[Collected data]
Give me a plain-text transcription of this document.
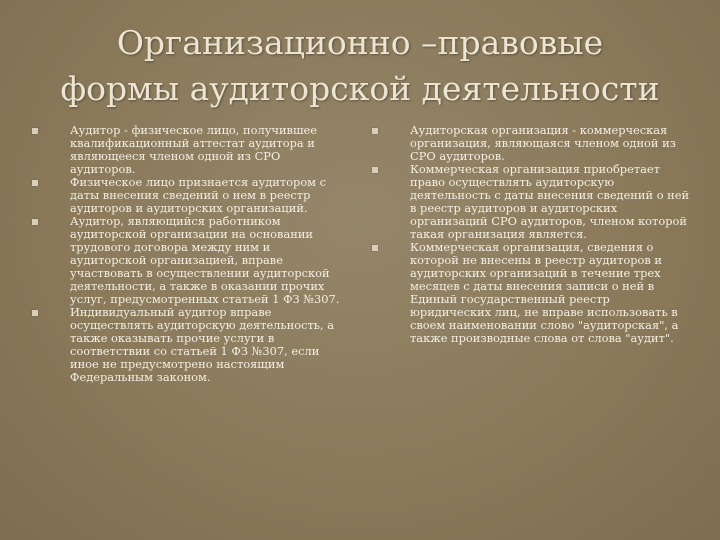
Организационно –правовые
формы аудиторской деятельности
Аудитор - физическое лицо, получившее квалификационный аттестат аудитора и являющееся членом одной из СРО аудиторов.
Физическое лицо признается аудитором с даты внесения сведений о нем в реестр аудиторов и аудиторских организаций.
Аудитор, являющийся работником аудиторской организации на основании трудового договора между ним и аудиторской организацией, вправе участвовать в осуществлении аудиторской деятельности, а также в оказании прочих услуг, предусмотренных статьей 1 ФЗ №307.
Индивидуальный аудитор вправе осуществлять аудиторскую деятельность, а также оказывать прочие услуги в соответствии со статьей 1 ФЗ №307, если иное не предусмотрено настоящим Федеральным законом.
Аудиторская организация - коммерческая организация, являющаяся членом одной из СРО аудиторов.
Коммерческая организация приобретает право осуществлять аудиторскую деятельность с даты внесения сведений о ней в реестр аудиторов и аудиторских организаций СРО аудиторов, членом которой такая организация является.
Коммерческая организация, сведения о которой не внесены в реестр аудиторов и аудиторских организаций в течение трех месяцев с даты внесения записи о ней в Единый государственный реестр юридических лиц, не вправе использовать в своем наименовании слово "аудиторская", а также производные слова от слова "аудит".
--
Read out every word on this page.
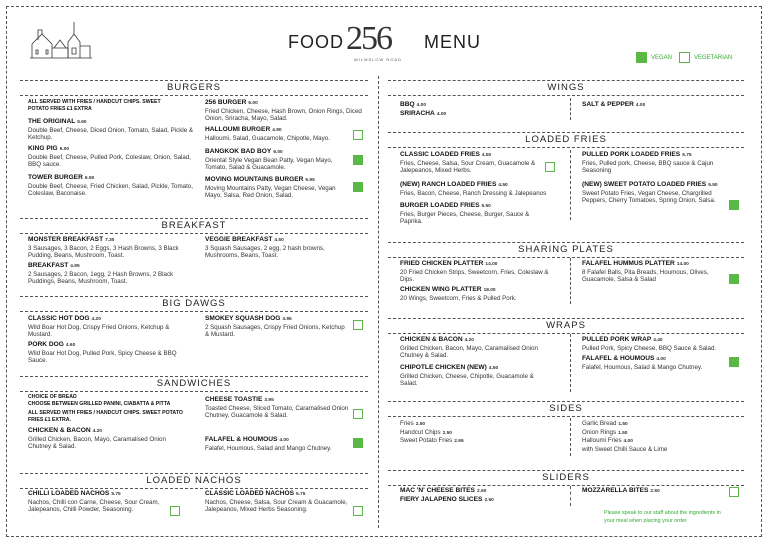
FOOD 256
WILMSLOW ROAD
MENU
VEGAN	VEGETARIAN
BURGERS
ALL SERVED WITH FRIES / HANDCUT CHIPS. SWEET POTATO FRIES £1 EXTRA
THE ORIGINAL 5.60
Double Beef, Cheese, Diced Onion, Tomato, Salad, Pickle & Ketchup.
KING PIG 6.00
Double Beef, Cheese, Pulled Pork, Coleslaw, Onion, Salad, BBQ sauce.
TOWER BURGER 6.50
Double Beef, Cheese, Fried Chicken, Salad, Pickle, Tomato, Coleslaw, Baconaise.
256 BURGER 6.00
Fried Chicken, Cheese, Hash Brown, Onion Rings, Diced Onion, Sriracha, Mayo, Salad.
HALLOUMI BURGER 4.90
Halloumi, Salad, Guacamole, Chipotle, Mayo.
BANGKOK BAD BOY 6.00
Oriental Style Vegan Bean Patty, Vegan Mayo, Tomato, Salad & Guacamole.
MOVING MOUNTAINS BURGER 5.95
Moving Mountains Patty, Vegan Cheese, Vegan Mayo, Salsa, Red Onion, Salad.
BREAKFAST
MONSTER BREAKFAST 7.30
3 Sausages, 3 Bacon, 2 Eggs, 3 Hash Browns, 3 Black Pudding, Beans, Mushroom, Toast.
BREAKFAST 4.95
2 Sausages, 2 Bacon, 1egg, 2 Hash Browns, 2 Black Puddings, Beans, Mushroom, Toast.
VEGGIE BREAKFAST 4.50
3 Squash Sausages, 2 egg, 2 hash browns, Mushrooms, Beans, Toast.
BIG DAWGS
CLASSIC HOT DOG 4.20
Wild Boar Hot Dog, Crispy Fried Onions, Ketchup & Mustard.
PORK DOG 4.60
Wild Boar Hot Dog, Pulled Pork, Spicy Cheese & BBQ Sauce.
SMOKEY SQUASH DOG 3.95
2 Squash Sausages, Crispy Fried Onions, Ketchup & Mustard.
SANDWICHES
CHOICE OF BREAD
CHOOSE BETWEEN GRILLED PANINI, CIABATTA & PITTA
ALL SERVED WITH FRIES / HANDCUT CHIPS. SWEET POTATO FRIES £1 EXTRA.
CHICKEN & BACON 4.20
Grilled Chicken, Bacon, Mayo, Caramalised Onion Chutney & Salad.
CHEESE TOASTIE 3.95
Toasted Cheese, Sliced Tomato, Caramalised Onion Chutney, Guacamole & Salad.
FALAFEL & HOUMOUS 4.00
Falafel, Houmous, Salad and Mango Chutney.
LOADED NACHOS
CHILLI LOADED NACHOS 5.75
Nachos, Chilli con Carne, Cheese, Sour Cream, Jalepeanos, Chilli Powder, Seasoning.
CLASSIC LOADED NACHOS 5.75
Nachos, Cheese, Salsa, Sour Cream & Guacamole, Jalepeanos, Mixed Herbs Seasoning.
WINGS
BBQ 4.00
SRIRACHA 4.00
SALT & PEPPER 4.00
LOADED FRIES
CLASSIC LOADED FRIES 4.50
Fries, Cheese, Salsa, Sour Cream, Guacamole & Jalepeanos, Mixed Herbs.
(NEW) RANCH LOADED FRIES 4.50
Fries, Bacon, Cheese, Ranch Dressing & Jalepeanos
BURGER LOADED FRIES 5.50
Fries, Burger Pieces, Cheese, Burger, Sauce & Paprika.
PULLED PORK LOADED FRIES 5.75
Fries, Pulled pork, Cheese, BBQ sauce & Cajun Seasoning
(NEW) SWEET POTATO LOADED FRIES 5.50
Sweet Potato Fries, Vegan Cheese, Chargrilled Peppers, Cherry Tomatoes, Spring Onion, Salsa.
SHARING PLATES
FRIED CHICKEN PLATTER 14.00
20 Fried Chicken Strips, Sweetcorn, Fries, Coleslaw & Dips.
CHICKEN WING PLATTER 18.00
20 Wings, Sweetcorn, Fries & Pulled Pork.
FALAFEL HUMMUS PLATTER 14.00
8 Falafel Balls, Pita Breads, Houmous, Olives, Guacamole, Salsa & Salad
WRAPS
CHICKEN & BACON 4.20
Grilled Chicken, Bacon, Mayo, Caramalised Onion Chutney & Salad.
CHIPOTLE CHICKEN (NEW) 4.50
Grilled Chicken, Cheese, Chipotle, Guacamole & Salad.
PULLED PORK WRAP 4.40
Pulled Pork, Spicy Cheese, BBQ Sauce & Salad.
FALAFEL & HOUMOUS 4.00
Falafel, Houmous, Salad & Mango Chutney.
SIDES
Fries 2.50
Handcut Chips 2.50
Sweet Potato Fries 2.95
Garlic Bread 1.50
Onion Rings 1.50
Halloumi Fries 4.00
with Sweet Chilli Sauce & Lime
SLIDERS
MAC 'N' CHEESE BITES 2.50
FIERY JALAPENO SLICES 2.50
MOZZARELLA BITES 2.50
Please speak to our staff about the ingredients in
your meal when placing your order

What you should do:
Lines of the listing that contain the word "Black" are to be counted; report only their number.

Answer:
2